▶ Aim
In the listing that follows, how many lines contain "Voghera"? Give the number only.

Start Records for this task

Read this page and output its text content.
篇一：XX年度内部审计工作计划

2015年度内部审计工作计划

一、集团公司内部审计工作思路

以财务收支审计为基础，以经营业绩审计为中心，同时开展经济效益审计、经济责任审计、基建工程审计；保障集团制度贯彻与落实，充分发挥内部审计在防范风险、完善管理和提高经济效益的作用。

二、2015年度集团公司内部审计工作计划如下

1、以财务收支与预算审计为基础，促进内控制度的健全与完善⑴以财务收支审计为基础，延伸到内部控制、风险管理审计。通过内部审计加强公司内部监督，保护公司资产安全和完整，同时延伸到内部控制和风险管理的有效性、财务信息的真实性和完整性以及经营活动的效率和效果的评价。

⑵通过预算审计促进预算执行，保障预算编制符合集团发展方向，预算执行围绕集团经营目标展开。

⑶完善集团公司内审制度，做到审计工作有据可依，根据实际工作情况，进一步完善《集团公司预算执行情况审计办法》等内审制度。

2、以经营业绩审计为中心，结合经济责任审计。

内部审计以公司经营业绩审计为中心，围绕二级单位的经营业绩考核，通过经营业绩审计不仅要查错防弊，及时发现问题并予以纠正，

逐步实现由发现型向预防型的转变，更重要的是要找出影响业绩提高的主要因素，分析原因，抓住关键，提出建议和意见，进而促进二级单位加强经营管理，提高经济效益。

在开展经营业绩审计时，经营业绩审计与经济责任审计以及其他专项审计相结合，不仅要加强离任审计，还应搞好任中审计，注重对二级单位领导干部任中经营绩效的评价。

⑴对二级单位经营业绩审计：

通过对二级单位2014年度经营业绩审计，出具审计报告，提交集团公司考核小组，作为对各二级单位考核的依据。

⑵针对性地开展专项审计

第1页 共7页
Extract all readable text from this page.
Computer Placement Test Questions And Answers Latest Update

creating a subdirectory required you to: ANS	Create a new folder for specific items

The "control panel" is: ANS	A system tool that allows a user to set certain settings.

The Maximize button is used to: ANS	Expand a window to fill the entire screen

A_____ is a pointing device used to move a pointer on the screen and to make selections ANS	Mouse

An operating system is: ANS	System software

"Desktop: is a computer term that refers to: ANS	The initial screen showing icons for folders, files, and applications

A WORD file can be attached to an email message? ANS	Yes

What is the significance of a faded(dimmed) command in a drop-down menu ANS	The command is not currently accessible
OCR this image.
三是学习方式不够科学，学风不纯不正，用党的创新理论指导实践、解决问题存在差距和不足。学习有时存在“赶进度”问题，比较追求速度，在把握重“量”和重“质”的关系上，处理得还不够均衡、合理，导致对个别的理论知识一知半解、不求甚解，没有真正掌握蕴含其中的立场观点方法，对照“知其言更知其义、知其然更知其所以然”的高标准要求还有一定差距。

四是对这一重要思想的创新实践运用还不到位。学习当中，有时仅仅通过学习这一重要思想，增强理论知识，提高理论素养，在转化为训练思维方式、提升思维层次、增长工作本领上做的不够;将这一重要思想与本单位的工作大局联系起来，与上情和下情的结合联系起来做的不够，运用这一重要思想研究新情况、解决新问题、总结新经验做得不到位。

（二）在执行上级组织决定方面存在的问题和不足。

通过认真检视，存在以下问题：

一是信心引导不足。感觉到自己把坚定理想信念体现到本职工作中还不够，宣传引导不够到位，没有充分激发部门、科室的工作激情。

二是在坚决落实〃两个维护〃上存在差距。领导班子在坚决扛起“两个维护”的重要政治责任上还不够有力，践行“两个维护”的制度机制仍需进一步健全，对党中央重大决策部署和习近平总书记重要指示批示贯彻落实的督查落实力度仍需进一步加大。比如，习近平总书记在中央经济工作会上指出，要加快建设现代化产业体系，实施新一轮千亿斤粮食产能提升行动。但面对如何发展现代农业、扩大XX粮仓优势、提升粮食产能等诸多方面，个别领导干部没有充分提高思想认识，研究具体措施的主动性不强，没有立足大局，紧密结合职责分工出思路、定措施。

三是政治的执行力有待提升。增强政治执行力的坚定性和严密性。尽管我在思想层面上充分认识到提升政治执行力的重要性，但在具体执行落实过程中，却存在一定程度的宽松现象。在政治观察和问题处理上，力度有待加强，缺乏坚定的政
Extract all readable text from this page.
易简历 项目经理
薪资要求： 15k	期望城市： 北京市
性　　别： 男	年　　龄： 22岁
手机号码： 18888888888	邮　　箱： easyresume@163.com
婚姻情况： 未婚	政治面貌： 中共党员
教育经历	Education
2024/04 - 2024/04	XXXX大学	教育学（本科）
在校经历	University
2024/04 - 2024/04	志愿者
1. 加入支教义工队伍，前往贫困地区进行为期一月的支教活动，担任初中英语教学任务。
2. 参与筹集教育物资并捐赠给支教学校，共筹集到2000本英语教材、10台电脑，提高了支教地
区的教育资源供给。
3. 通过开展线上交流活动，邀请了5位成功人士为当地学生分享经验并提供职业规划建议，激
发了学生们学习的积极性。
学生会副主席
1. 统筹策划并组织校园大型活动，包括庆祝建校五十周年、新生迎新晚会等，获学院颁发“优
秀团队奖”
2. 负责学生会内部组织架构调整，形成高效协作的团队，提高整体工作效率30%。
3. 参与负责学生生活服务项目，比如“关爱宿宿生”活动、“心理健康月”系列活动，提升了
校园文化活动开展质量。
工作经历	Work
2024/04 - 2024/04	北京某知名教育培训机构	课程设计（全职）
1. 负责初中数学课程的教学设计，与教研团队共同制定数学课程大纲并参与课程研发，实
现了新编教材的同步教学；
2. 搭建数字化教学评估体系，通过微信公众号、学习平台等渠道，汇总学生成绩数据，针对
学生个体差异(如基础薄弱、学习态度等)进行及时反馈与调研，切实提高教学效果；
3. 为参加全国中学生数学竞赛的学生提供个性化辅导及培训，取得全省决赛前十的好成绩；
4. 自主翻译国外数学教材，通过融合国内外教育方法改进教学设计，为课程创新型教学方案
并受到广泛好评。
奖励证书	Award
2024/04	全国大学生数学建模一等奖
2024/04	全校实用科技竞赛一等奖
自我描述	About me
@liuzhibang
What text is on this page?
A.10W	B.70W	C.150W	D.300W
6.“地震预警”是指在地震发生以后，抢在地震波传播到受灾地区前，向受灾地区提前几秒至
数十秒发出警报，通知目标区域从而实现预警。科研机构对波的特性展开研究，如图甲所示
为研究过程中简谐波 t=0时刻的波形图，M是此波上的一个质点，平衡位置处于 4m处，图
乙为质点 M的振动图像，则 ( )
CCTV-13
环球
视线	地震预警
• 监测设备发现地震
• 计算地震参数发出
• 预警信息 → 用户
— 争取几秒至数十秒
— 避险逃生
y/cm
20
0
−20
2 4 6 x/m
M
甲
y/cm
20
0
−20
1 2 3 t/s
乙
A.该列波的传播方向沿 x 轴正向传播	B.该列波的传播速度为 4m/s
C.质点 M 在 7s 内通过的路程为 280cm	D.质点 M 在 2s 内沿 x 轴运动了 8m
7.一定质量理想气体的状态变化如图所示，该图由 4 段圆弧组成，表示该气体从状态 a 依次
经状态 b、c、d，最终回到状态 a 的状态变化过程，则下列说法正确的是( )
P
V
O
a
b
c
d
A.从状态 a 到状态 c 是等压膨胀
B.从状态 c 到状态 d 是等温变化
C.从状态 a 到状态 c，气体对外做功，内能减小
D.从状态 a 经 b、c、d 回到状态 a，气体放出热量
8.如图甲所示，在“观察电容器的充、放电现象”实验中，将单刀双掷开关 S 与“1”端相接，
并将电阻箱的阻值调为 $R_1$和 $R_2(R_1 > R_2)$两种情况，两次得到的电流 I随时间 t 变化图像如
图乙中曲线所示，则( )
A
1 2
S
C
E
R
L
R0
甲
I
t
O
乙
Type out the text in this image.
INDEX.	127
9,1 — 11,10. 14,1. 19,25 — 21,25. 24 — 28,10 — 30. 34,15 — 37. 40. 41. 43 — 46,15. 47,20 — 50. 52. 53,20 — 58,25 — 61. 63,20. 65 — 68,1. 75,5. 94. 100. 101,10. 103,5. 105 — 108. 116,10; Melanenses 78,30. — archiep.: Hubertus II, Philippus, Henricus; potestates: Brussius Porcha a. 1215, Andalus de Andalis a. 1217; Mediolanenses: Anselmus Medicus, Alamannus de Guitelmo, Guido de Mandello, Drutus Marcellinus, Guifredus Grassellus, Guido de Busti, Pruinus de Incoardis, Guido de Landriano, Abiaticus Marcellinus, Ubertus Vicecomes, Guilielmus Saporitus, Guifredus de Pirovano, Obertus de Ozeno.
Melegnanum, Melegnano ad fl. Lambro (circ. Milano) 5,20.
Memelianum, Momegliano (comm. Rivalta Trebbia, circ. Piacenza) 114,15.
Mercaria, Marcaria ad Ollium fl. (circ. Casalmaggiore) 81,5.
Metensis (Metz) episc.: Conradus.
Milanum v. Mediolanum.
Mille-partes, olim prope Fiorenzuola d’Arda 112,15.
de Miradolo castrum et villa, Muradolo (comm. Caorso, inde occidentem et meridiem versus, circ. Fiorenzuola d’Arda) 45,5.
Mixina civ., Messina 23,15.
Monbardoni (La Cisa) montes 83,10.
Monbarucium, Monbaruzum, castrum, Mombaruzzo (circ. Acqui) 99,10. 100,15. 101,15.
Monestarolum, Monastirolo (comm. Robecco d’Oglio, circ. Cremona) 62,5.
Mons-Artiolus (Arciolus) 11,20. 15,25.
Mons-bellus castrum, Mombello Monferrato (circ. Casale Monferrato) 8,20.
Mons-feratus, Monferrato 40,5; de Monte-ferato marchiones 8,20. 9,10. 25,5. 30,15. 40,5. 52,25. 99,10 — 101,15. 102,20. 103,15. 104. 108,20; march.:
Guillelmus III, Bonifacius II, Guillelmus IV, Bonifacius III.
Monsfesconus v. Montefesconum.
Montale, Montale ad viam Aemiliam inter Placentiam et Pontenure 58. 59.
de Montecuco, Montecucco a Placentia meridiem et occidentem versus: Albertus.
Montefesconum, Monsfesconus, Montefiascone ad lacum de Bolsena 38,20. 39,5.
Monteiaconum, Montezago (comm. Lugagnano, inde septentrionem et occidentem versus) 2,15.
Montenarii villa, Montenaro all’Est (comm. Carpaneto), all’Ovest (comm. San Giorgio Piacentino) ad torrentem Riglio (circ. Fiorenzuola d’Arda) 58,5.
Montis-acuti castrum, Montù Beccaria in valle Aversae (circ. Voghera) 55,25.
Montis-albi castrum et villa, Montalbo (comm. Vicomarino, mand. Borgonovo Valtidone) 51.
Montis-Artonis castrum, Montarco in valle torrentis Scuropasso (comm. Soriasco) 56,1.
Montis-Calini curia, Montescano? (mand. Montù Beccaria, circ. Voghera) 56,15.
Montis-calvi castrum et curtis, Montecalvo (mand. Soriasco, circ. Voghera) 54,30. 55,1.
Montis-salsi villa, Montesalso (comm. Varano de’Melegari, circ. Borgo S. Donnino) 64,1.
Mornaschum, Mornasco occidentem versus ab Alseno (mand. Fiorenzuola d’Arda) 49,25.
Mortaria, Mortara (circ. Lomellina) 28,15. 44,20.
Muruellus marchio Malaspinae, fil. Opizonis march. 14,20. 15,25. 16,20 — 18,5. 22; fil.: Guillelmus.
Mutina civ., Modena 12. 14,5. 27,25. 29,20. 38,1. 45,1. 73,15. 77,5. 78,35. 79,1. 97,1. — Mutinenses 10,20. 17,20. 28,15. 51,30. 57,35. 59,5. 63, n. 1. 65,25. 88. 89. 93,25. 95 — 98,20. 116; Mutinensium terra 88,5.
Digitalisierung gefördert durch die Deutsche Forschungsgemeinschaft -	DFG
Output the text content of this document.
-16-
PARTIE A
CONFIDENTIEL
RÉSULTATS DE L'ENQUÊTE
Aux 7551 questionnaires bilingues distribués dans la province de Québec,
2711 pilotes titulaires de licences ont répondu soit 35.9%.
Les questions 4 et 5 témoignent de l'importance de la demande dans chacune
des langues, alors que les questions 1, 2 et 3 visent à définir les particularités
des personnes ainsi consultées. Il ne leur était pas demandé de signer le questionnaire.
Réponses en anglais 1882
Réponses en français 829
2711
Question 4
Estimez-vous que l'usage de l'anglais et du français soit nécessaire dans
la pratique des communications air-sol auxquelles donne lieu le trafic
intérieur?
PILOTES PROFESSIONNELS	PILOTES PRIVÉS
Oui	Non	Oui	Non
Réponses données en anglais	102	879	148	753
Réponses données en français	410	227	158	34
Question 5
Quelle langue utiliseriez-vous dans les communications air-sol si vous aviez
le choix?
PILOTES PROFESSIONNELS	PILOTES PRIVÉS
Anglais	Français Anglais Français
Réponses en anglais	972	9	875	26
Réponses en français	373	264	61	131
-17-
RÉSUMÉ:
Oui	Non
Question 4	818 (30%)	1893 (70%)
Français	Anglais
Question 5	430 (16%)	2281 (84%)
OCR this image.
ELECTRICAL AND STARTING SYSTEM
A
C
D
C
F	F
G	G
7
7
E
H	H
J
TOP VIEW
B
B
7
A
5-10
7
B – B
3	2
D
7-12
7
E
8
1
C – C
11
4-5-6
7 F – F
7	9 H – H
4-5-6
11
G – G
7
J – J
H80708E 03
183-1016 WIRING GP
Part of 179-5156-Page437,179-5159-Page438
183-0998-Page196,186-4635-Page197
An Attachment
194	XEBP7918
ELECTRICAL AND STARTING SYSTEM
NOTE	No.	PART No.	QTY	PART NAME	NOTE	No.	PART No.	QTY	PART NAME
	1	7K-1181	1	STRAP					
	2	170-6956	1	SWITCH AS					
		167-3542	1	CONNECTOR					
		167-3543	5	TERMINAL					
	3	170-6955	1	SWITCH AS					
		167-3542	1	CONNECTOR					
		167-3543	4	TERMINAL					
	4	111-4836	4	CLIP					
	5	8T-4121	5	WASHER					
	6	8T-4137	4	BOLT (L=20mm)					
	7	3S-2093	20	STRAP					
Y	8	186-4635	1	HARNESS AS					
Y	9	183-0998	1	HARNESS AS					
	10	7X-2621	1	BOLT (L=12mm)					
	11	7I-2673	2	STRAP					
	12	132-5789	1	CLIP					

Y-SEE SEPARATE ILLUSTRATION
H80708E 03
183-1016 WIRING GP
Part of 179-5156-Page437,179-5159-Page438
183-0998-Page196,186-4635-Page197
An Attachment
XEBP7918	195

End Records for this task

▶ Correct response
3